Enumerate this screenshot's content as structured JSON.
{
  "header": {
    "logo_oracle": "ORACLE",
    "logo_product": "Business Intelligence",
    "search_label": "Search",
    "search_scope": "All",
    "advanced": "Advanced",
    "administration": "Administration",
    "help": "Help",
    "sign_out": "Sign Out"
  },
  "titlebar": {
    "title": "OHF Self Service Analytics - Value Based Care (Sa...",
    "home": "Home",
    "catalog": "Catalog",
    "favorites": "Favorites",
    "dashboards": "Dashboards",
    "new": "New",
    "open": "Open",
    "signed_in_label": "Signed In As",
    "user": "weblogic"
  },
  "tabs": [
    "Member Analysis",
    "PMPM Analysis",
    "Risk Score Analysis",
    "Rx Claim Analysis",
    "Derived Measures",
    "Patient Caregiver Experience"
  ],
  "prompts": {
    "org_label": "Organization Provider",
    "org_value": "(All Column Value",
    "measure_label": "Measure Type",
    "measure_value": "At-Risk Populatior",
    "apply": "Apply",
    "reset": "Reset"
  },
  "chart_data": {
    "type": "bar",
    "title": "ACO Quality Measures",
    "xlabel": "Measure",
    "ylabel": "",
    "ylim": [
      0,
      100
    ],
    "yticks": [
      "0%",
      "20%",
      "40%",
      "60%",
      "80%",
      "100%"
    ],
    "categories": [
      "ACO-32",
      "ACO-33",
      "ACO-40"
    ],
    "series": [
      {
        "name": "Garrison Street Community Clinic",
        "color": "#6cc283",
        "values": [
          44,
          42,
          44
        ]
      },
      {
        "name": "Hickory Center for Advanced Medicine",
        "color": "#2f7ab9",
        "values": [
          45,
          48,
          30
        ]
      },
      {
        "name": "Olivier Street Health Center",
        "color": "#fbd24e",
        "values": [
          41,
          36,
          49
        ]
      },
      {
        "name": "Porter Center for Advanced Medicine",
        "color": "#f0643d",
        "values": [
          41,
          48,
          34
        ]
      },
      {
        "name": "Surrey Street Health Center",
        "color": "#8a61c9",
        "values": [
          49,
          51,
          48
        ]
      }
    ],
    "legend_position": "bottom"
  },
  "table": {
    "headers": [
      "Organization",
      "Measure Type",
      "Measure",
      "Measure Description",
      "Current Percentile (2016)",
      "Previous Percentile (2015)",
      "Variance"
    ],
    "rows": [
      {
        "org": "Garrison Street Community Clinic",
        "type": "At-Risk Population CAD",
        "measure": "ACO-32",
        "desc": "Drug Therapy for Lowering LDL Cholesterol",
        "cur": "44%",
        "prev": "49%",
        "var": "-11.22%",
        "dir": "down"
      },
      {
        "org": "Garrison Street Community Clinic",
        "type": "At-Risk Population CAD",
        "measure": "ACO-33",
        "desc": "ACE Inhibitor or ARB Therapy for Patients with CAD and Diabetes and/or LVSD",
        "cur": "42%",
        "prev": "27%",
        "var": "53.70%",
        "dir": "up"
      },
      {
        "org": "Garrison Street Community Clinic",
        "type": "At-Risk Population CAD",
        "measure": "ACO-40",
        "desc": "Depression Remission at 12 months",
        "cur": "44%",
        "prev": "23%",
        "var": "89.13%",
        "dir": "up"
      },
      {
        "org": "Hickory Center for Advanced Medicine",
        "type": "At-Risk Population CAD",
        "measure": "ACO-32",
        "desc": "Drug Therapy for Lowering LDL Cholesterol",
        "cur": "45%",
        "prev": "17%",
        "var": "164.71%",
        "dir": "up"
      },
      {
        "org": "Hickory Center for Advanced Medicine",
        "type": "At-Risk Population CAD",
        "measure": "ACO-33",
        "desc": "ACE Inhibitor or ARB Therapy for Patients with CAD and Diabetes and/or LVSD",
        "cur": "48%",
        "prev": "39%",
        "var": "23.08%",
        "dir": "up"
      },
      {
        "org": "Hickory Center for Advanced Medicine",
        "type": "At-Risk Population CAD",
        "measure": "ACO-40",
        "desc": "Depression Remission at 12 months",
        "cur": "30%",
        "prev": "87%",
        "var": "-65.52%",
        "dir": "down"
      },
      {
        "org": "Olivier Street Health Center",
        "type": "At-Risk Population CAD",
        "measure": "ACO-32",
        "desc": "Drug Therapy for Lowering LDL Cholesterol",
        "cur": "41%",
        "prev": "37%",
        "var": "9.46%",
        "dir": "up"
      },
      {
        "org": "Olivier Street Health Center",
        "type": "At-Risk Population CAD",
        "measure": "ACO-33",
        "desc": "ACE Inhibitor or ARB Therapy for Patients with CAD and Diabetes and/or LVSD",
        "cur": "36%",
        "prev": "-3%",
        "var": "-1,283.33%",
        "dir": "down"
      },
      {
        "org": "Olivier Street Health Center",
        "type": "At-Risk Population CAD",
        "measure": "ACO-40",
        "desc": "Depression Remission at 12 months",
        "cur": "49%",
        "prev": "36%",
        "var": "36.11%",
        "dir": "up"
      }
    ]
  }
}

### Task item
Output the whole of the material above, exactly.

### Result for this task
Enumerate this screenshot's content as structured JSON.
{
  "header": {
    "logo_oracle": "ORACLE",
    "logo_product": "Business Intelligence",
    "search_label": "Search",
    "search_scope": "All",
    "advanced": "Advanced",
    "administration": "Administration",
    "help": "Help",
    "sign_out": "Sign Out"
  },
  "titlebar": {
    "title": "OHF Self Service Analytics - Value Based Care (Sa...",
    "home": "Home",
    "catalog": "Catalog",
    "favorites": "Favorites",
    "dashboards": "Dashboards",
    "new": "New",
    "open": "Open",
    "signed_in_label": "Signed In As",
    "user": "weblogic"
  },
  "tabs": [
    "Member Analysis",
    "PMPM Analysis",
    "Risk Score Analysis",
    "Rx Claim Analysis",
    "Derived Measures",
    "Patient Caregiver Experience"
  ],
  "prompts": {
    "org_label": "Organization Provider",
    "org_value": "(All Column Value",
    "measure_label": "Measure Type",
    "measure_value": "At-Risk Populatior",
    "apply": "Apply",
    "reset": "Reset"
  },
  "chart_data": {
    "type": "bar",
    "title": "ACO Quality Measures",
    "xlabel": "Measure",
    "ylabel": "",
    "ylim": [
      0,
      100
    ],
    "yticks": [
      "0%",
      "20%",
      "40%",
      "60%",
      "80%",
      "100%"
    ],
    "categories": [
      "ACO-32",
      "ACO-33",
      "ACO-40"
    ],
    "series": [
      {
        "name": "Garrison Street Community Clinic",
        "color": "#6cc283",
        "values": [
          44,
          42,
          44
        ]
      },
      {
        "name": "Hickory Center for Advanced Medicine",
        "color": "#2f7ab9",
        "values": [
          45,
          48,
          30
        ]
      },
      {
        "name": "Olivier Street Health Center",
        "color": "#fbd24e",
        "values": [
          41,
          36,
          49
        ]
      },
      {
        "name": "Porter Center for Advanced Medicine",
        "color": "#f0643d",
        "values": [
          41,
          48,
          34
        ]
      },
      {
        "name": "Surrey Street Health Center",
        "color": "#8a61c9",
        "values": [
          49,
          51,
          48
        ]
      }
    ],
    "legend_position": "bottom"
  },
  "table": {
    "headers": [
      "Organization",
      "Measure Type",
      "Measure",
      "Measure Description",
      "Current Percentile (2016)",
      "Previous Percentile (2015)",
      "Variance"
    ],
    "rows": [
      {
        "org": "Garrison Street Community Clinic",
        "type": "At-Risk Population CAD",
        "measure": "ACO-32",
        "desc": "Drug Therapy for Lowering LDL Cholesterol",
        "cur": "44%",
        "prev": "49%",
        "var": "-11.22%",
        "dir": "down"
      },
      {
        "org": "Garrison Street Community Clinic",
        "type": "At-Risk Population CAD",
        "measure": "ACO-33",
        "desc": "ACE Inhibitor or ARB Therapy for Patients with CAD and Diabetes and/or LVSD",
        "cur": "42%",
        "prev": "27%",
        "var": "53.70%",
        "dir": "up"
      },
      {
        "org": "Garrison Street Community Clinic",
        "type": "At-Risk Population CAD",
        "measure": "ACO-40",
        "desc": "Depression Remission at 12 months",
        "cur": "44%",
        "prev": "23%",
        "var": "89.13%",
        "dir": "up"
      },
      {
        "org": "Hickory Center for Advanced Medicine",
        "type": "At-Risk Population CAD",
        "measure": "ACO-32",
        "desc": "Drug Therapy for Lowering LDL Cholesterol",
        "cur": "45%",
        "prev": "17%",
        "var": "164.71%",
        "dir": "up"
      },
      {
        "org": "Hickory Center for Advanced Medicine",
        "type": "At-Risk Population CAD",
        "measure": "ACO-33",
        "desc": "ACE Inhibitor or ARB Therapy for Patients with CAD and Diabetes and/or LVSD",
        "cur": "48%",
        "prev": "39%",
        "var": "23.08%",
        "dir": "up"
      },
      {
        "org": "Hickory Center for Advanced Medicine",
        "type": "At-Risk Population CAD",
        "measure": "ACO-40",
        "desc": "Depression Remission at 12 months",
        "cur": "30%",
        "prev": "87%",
        "var": "-65.52%",
        "dir": "down"
      },
      {
        "org": "Olivier Street Health Center",
        "type": "At-Risk Population CAD",
        "measure": "ACO-32",
        "desc": "Drug Therapy for Lowering LDL Cholesterol",
        "cur": "41%",
        "prev": "37%",
        "var": "9.46%",
        "dir": "up"
      },
      {
        "org": "Olivier Street Health Center",
        "type": "At-Risk Population CAD",
        "measure": "ACO-33",
        "desc": "ACE Inhibitor or ARB Therapy for Patients with CAD and Diabetes and/or LVSD",
        "cur": "36%",
        "prev": "-3%",
        "var": "-1,283.33%",
        "dir": "down"
      },
      {
        "org": "Olivier Street Health Center",
        "type": "At-Risk Population CAD",
        "measure": "ACO-40",
        "desc": "Depression Remission at 12 months",
        "cur": "49%",
        "prev": "36%",
        "var": "36.11%",
        "dir": "up"
      }
    ]
  }
}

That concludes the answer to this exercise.